Dataset rows about figures –

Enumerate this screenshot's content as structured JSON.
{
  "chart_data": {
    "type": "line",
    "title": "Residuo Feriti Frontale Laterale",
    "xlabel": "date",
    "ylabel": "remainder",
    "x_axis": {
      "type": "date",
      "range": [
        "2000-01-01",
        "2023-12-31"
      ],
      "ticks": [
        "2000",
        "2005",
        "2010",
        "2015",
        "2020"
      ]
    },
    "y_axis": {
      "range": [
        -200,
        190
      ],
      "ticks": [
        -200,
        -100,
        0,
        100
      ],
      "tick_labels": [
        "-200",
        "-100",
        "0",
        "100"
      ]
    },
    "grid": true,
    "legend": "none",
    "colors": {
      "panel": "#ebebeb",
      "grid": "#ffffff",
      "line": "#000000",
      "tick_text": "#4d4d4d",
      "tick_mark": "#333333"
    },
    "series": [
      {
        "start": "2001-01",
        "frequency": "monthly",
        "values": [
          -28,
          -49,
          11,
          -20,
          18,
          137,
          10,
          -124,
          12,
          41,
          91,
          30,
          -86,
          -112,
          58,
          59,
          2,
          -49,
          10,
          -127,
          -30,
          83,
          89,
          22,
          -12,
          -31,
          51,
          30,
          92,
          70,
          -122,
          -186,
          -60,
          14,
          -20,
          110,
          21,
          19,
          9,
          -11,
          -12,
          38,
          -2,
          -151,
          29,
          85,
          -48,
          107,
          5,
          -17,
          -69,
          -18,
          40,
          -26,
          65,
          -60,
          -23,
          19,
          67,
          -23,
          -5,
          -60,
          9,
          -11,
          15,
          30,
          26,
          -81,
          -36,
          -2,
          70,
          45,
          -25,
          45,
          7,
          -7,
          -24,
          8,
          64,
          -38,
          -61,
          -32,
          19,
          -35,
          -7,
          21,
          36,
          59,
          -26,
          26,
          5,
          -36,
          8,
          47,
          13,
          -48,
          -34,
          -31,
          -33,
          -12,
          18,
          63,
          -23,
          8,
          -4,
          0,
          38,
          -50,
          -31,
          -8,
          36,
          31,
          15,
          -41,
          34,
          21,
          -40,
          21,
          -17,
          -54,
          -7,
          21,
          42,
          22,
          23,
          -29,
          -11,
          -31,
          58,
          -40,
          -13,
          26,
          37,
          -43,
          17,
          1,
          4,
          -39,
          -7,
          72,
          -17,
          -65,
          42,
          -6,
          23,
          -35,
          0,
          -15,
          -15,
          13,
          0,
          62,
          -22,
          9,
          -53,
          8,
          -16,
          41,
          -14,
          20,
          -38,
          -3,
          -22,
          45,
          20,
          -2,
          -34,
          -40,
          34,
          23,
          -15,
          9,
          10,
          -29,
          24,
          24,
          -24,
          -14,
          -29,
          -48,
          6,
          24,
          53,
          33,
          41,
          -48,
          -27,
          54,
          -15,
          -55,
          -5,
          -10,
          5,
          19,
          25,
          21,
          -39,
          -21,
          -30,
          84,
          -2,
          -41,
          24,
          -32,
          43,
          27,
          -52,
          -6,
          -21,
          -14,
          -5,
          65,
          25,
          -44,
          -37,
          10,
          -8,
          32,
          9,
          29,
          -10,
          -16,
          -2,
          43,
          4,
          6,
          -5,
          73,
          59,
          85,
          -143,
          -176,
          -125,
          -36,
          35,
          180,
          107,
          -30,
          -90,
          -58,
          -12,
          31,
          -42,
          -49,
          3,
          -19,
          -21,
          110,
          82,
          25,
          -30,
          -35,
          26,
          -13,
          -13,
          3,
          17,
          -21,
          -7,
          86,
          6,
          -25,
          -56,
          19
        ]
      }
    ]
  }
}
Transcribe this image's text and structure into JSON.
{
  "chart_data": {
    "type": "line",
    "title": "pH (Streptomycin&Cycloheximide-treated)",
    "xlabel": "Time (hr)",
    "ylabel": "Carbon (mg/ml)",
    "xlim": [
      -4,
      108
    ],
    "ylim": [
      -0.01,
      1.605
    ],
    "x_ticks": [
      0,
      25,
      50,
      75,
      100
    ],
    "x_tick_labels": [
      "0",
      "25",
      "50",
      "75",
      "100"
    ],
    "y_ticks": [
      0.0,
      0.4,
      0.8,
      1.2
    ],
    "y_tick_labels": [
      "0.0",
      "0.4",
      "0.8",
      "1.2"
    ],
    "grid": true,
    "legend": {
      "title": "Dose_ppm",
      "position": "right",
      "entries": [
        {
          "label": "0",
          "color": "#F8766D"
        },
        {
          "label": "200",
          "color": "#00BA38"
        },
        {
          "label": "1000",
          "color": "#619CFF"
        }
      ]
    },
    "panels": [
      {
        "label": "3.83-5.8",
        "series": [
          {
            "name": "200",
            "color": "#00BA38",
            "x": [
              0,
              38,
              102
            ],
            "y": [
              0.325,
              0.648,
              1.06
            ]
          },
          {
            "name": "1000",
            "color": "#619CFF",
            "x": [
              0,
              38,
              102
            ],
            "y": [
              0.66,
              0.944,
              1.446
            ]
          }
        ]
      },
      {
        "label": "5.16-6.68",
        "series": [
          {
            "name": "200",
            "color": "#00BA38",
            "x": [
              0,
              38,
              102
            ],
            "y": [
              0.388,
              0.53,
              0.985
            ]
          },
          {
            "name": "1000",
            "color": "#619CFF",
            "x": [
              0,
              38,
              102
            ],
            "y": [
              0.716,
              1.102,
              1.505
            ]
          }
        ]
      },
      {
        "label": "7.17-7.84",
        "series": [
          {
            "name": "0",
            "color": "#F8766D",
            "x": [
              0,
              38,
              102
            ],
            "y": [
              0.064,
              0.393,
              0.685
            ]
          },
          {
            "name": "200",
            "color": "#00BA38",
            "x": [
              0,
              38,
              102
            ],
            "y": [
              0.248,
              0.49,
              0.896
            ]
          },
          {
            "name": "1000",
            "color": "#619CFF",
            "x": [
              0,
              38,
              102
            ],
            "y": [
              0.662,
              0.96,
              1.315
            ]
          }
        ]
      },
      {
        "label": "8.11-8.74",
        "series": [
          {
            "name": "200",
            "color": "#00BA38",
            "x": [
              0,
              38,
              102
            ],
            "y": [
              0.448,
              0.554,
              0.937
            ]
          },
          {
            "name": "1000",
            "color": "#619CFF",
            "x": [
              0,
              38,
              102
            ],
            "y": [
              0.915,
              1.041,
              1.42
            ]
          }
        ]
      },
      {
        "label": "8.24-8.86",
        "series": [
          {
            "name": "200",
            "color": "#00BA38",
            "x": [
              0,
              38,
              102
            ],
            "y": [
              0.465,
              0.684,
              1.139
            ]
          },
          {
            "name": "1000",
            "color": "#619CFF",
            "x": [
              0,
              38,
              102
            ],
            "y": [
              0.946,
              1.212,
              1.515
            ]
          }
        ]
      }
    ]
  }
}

REQUEST – Repeat back the data above, exact to the last character.

ANSWER TO THIS EXERCISE –
Enumerate this screenshot's content as structured JSON.
{
  "chart_data": {
    "type": "line",
    "title": "Residuo Feriti Frontale Laterale",
    "xlabel": "date",
    "ylabel": "remainder",
    "x_axis": {
      "type": "date",
      "range": [
        "2000-01-01",
        "2023-12-31"
      ],
      "ticks": [
        "2000",
        "2005",
        "2010",
        "2015",
        "2020"
      ]
    },
    "y_axis": {
      "range": [
        -200,
        190
      ],
      "ticks": [
        -200,
        -100,
        0,
        100
      ],
      "tick_labels": [
        "-200",
        "-100",
        "0",
        "100"
      ]
    },
    "grid": true,
    "legend": "none",
    "colors": {
      "panel": "#ebebeb",
      "grid": "#ffffff",
      "line": "#000000",
      "tick_text": "#4d4d4d",
      "tick_mark": "#333333"
    },
    "series": [
      {
        "start": "2001-01",
        "frequency": "monthly",
        "values": [
          -28,
          -49,
          11,
          -20,
          18,
          137,
          10,
          -124,
          12,
          41,
          91,
          30,
          -86,
          -112,
          58,
          59,
          2,
          -49,
          10,
          -127,
          -30,
          83,
          89,
          22,
          -12,
          -31,
          51,
          30,
          92,
          70,
          -122,
          -186,
          -60,
          14,
          -20,
          110,
          21,
          19,
          9,
          -11,
          -12,
          38,
          -2,
          -151,
          29,
          85,
          -48,
          107,
          5,
          -17,
          -69,
          -18,
          40,
          -26,
          65,
          -60,
          -23,
          19,
          67,
          -23,
          -5,
          -60,
          9,
          -11,
          15,
          30,
          26,
          -81,
          -36,
          -2,
          70,
          45,
          -25,
          45,
          7,
          -7,
          -24,
          8,
          64,
          -38,
          -61,
          -32,
          19,
          -35,
          -7,
          21,
          36,
          59,
          -26,
          26,
          5,
          -36,
          8,
          47,
          13,
          -48,
          -34,
          -31,
          -33,
          -12,
          18,
          63,
          -23,
          8,
          -4,
          0,
          38,
          -50,
          -31,
          -8,
          36,
          31,
          15,
          -41,
          34,
          21,
          -40,
          21,
          -17,
          -54,
          -7,
          21,
          42,
          22,
          23,
          -29,
          -11,
          -31,
          58,
          -40,
          -13,
          26,
          37,
          -43,
          17,
          1,
          4,
          -39,
          -7,
          72,
          -17,
          -65,
          42,
          -6,
          23,
          -35,
          0,
          -15,
          -15,
          13,
          0,
          62,
          -22,
          9,
          -53,
          8,
          -16,
          41,
          -14,
          20,
          -38,
          -3,
          -22,
          45,
          20,
          -2,
          -34,
          -40,
          34,
          23,
          -15,
          9,
          10,
          -29,
          24,
          24,
          -24,
          -14,
          -29,
          -48,
          6,
          24,
          53,
          33,
          41,
          -48,
          -27,
          54,
          -15,
          -55,
          -5,
          -10,
          5,
          19,
          25,
          21,
          -39,
          -21,
          -30,
          84,
          -2,
          -41,
          24,
          -32,
          43,
          27,
          -52,
          -6,
          -21,
          -14,
          -5,
          65,
          25,
          -44,
          -37,
          10,
          -8,
          32,
          9,
          29,
          -10,
          -16,
          -2,
          43,
          4,
          6,
          -5,
          73,
          59,
          85,
          -143,
          -176,
          -125,
          -36,
          35,
          180,
          107,
          -30,
          -90,
          -58,
          -12,
          31,
          -42,
          -49,
          3,
          -19,
          -21,
          110,
          82,
          25,
          -30,
          -35,
          26,
          -13,
          -13,
          3,
          17,
          -21,
          -7,
          86,
          6,
          -25,
          -56,
          19
        ]
      }
    ]
  }
}
Transcribe this image's text and structure into JSON.
{
  "chart_data": {
    "type": "line",
    "title": "pH (Streptomycin&Cycloheximide-treated)",
    "xlabel": "Time (hr)",
    "ylabel": "Carbon (mg/ml)",
    "xlim": [
      -4,
      108
    ],
    "ylim": [
      -0.01,
      1.605
    ],
    "x_ticks": [
      0,
      25,
      50,
      75,
      100
    ],
    "x_tick_labels": [
      "0",
      "25",
      "50",
      "75",
      "100"
    ],
    "y_ticks": [
      0.0,
      0.4,
      0.8,
      1.2
    ],
    "y_tick_labels": [
      "0.0",
      "0.4",
      "0.8",
      "1.2"
    ],
    "grid": true,
    "legend": {
      "title": "Dose_ppm",
      "position": "right",
      "entries": [
        {
          "label": "0",
          "color": "#F8766D"
        },
        {
          "label": "200",
          "color": "#00BA38"
        },
        {
          "label": "1000",
          "color": "#619CFF"
        }
      ]
    },
    "panels": [
      {
        "label": "3.83-5.8",
        "series": [
          {
            "name": "200",
            "color": "#00BA38",
            "x": [
              0,
              38,
              102
            ],
            "y": [
              0.325,
              0.648,
              1.06
            ]
          },
          {
            "name": "1000",
            "color": "#619CFF",
            "x": [
              0,
              38,
              102
            ],
            "y": [
              0.66,
              0.944,
              1.446
            ]
          }
        ]
      },
      {
        "label": "5.16-6.68",
        "series": [
          {
            "name": "200",
            "color": "#00BA38",
            "x": [
              0,
              38,
              102
            ],
            "y": [
              0.388,
              0.53,
              0.985
            ]
          },
          {
            "name": "1000",
            "color": "#619CFF",
            "x": [
              0,
              38,
              102
            ],
            "y": [
              0.716,
              1.102,
              1.505
            ]
          }
        ]
      },
      {
        "label": "7.17-7.84",
        "series": [
          {
            "name": "0",
            "color": "#F8766D",
            "x": [
              0,
              38,
              102
            ],
            "y": [
              0.064,
              0.393,
              0.685
            ]
          },
          {
            "name": "200",
            "color": "#00BA38",
            "x": [
              0,
              38,
              102
            ],
            "y": [
              0.248,
              0.49,
              0.896
            ]
          },
          {
            "name": "1000",
            "color": "#619CFF",
            "x": [
              0,
              38,
              102
            ],
            "y": [
              0.662,
              0.96,
              1.315
            ]
          }
        ]
      },
      {
        "label": "8.11-8.74",
        "series": [
          {
            "name": "200",
            "color": "#00BA38",
            "x": [
              0,
              38,
              102
            ],
            "y": [
              0.448,
              0.554,
              0.937
            ]
          },
          {
            "name": "1000",
            "color": "#619CFF",
            "x": [
              0,
              38,
              102
            ],
            "y": [
              0.915,
              1.041,
              1.42
            ]
          }
        ]
      },
      {
        "label": "8.24-8.86",
        "series": [
          {
            "name": "200",
            "color": "#00BA38",
            "x": [
              0,
              38,
              102
            ],
            "y": [
              0.465,
              0.684,
              1.139
            ]
          },
          {
            "name": "1000",
            "color": "#619CFF",
            "x": [
              0,
              38,
              102
            ],
            "y": [
              0.946,
              1.212,
              1.515
            ]
          }
        ]
      }
    ]
  }
}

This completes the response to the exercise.